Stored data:
= = = = =
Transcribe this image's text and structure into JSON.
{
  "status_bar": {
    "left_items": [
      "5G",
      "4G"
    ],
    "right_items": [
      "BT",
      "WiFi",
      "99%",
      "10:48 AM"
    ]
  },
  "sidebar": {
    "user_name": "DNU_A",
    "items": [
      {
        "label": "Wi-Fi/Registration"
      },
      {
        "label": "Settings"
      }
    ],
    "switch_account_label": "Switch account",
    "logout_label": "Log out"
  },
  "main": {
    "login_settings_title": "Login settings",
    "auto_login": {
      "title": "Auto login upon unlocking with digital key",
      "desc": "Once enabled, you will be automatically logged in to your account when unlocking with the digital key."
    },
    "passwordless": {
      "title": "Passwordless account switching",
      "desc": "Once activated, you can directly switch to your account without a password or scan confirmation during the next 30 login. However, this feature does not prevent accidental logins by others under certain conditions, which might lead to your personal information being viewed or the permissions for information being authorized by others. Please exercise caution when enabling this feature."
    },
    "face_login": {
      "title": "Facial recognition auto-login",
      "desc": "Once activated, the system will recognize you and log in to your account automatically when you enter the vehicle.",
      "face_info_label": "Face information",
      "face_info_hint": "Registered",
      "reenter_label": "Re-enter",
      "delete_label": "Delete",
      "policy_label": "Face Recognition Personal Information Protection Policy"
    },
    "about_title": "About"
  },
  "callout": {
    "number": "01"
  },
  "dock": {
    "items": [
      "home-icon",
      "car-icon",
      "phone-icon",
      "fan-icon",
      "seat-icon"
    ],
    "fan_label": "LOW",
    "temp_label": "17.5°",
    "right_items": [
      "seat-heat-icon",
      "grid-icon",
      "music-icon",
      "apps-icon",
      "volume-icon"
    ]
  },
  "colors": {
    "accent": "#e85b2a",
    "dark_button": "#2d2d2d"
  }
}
= = = = =
Task to complete:
List each line of the entries that holds the string "will".

Task output:
      "desc": "Once enabled, you will be automatically logged in to your account when unlocking with the digital key."
      "desc": "Once activated, the system will recognize you and log in to your account automatically when you enter the vehicle.",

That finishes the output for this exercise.